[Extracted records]
--

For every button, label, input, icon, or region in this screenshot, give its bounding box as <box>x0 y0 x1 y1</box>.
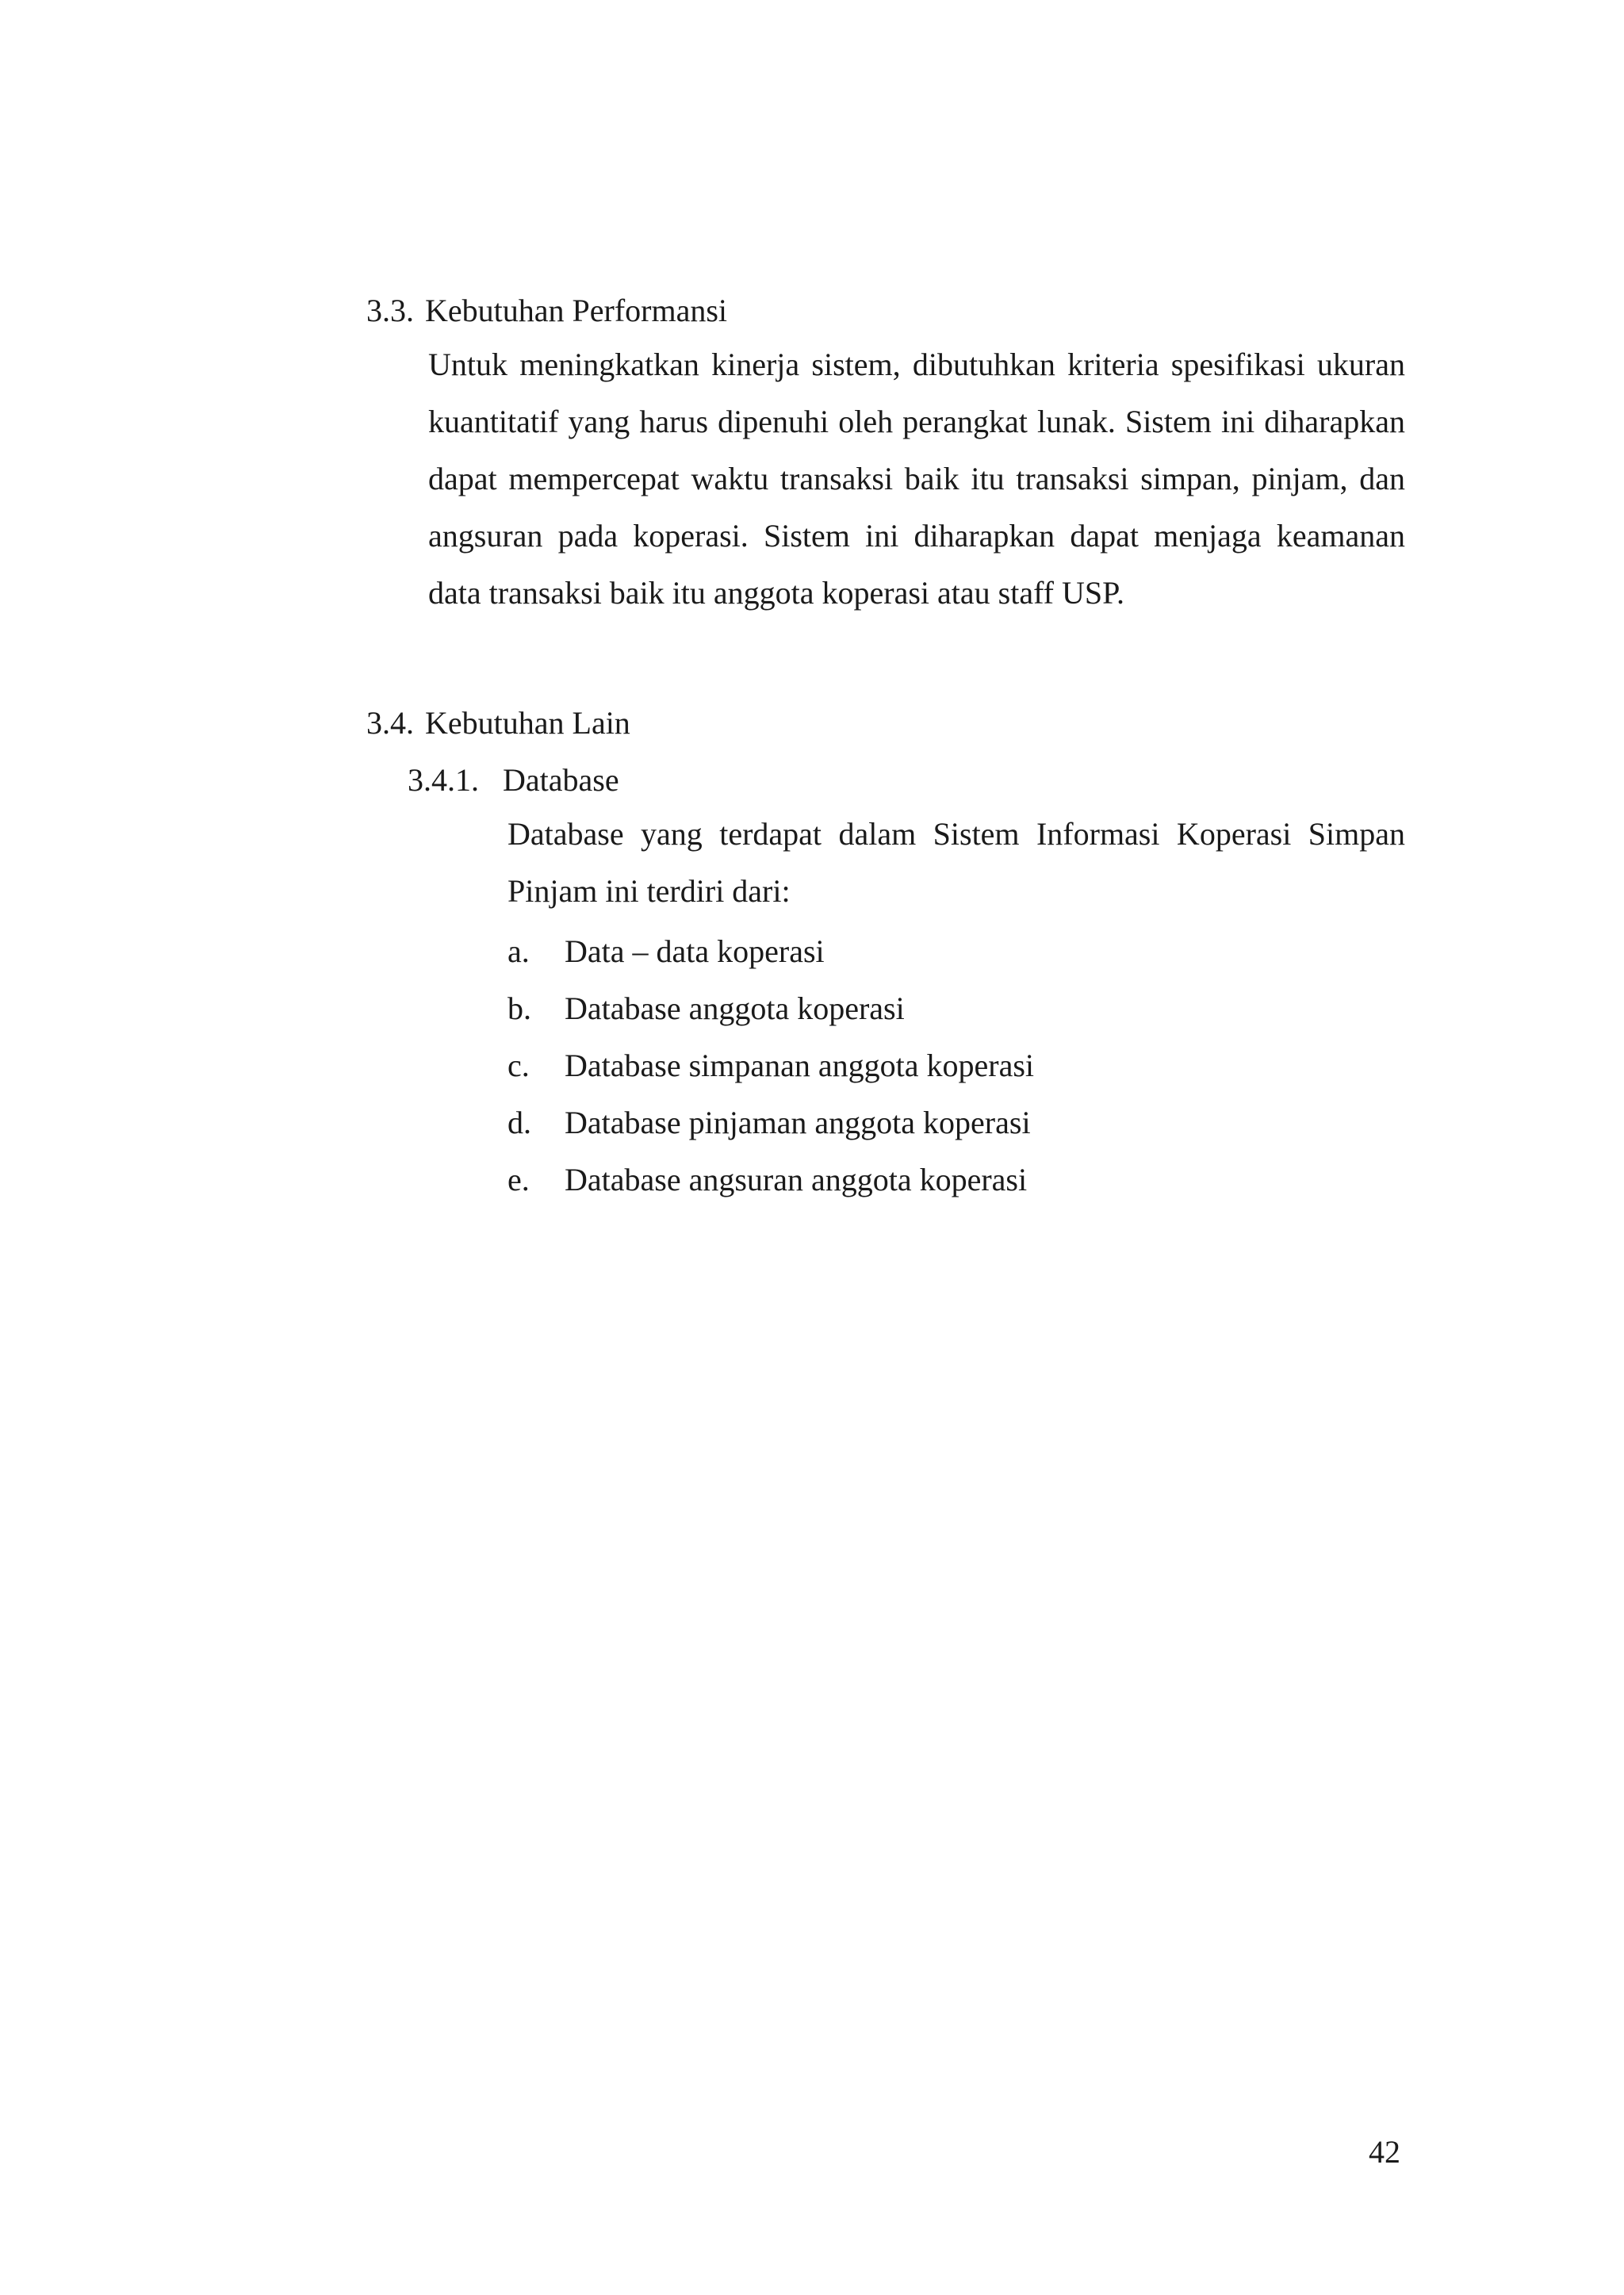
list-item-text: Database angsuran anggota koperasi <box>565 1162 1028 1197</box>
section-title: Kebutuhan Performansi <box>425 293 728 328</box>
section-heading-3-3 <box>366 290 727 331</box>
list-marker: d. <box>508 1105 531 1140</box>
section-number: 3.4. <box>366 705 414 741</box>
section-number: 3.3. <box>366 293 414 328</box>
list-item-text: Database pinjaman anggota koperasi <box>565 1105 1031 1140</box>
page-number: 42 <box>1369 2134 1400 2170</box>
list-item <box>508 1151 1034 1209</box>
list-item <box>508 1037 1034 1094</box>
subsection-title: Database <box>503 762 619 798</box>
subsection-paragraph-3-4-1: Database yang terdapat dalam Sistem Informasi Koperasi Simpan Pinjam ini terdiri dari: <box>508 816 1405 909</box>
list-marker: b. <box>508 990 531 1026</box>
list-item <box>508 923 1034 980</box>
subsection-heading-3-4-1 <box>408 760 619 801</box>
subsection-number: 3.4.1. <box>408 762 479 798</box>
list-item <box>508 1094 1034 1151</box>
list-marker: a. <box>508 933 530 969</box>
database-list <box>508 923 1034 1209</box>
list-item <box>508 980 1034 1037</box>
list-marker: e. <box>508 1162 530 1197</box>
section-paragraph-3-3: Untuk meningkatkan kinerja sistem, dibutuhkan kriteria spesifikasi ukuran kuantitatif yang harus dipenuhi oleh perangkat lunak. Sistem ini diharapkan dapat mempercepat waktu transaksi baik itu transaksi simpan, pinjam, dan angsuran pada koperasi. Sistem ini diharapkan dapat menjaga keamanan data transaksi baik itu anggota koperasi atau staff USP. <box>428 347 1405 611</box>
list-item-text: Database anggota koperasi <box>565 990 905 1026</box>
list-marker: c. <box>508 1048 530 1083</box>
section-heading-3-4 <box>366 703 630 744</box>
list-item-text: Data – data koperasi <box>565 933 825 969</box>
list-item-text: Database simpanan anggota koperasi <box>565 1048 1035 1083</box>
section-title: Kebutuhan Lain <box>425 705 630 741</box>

--

:: EXERCISE OBJECTIVE ::
Copy the rows above verbatim, from the line containing "list-item-text: Database angsuran" through the line containing "subsection-paragraph-3-4-1: Database yang", both included.

:: FULL ANSWER ::
list-item-text: Database angsuran anggota koperasi <box>565 1162 1028 1197</box>
section-title: Kebutuhan Performansi <box>425 293 728 328</box>
section-heading-3-3 <box>366 290 727 331</box>
list-marker: d. <box>508 1105 531 1140</box>
section-number: 3.4. <box>366 705 414 741</box>
section-number: 3.3. <box>366 293 414 328</box>
list-item-text: Database pinjaman anggota koperasi <box>565 1105 1031 1140</box>
page-number: 42 <box>1369 2134 1400 2170</box>
list-item <box>508 1151 1034 1209</box>
list-item <box>508 1037 1034 1094</box>
subsection-title: Database <box>503 762 619 798</box>
subsection-paragraph-3-4-1: Database yang terdapat dalam Sistem Informasi Koperasi Simpan Pinjam ini terdiri dari: <box>508 816 1405 909</box>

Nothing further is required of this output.